Problem requirements:
Identify all lines in the data containing the string "сети". Copy them out.

(Dataset records)
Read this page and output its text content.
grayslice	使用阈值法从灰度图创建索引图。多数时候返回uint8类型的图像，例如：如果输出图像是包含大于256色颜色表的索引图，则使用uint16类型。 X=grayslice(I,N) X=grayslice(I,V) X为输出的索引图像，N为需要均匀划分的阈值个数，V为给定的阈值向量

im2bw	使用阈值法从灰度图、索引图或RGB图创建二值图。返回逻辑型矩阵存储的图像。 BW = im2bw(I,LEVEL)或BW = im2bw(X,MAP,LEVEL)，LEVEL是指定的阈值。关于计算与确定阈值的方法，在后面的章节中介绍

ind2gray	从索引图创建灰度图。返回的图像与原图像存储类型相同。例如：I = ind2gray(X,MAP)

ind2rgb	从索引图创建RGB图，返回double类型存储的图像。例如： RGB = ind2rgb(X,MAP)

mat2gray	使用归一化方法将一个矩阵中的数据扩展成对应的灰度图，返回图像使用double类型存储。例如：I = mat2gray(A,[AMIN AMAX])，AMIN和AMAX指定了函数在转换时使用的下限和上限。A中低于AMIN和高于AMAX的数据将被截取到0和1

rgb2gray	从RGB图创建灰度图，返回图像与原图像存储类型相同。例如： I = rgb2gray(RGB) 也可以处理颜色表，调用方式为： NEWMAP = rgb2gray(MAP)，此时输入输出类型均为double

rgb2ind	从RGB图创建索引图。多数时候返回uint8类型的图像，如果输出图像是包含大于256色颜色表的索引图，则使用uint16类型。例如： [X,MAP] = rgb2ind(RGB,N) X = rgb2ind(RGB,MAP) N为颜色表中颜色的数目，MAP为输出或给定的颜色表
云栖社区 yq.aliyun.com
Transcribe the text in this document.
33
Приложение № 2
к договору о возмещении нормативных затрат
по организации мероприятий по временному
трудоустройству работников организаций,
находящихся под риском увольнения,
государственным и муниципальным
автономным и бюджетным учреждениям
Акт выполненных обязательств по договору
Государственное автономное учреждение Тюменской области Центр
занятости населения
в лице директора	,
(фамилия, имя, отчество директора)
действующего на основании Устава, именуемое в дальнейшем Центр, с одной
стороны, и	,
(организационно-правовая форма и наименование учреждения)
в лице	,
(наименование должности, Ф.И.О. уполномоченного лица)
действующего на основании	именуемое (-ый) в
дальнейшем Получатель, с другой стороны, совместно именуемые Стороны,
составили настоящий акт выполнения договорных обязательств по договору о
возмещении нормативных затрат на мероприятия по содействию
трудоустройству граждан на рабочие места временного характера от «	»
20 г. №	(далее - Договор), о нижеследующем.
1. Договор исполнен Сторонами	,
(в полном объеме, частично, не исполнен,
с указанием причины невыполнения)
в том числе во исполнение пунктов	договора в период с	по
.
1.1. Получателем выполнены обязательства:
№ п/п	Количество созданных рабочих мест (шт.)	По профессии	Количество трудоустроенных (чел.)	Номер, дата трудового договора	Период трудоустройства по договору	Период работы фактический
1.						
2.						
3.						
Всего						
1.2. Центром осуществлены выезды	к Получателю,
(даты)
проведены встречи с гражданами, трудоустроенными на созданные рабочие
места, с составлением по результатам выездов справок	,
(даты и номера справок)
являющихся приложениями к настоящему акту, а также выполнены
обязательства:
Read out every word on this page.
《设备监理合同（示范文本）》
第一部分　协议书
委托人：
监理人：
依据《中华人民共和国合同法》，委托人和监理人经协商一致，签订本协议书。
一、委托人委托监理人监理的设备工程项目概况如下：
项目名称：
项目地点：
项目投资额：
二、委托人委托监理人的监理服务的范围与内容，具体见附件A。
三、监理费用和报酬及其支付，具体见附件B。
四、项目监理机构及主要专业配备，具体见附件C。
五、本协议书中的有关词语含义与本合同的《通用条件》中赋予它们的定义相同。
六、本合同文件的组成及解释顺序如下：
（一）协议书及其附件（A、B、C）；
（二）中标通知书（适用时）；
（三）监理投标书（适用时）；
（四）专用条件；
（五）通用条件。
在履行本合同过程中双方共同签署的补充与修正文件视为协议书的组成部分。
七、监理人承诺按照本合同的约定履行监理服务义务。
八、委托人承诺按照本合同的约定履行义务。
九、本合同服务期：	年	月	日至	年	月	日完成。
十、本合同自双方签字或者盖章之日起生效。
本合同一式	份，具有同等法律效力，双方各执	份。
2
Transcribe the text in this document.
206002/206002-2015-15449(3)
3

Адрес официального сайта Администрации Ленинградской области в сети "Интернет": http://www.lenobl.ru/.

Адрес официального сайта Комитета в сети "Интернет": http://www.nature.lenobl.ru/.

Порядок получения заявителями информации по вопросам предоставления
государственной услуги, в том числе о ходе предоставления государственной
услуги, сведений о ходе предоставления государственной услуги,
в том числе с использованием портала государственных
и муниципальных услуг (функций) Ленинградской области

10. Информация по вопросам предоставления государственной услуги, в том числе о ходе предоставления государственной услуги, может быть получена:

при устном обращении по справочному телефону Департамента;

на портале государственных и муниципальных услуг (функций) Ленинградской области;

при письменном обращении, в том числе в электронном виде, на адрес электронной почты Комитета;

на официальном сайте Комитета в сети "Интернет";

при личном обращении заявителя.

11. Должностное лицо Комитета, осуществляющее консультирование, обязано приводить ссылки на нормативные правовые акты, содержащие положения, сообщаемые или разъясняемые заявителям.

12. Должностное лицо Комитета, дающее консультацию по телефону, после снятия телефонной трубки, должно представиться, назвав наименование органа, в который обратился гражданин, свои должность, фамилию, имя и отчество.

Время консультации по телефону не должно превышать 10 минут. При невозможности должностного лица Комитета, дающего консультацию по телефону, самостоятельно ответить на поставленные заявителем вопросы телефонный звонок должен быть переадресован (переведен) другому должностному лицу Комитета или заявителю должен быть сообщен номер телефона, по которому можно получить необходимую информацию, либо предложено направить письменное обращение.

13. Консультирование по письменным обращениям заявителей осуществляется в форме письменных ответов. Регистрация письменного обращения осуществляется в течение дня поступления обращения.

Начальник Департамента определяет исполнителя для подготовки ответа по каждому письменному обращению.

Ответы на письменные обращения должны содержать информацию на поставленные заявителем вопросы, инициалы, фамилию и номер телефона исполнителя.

Finished exercise:
Адрес официального сайта Администрации Ленинградской области в сети "Интернет": http://www.lenobl.ru/.
Адрес официального сайта Комитета в сети "Интернет": http://www.nature.lenobl.ru/.
на официальном сайте Комитета в сети "Интернет";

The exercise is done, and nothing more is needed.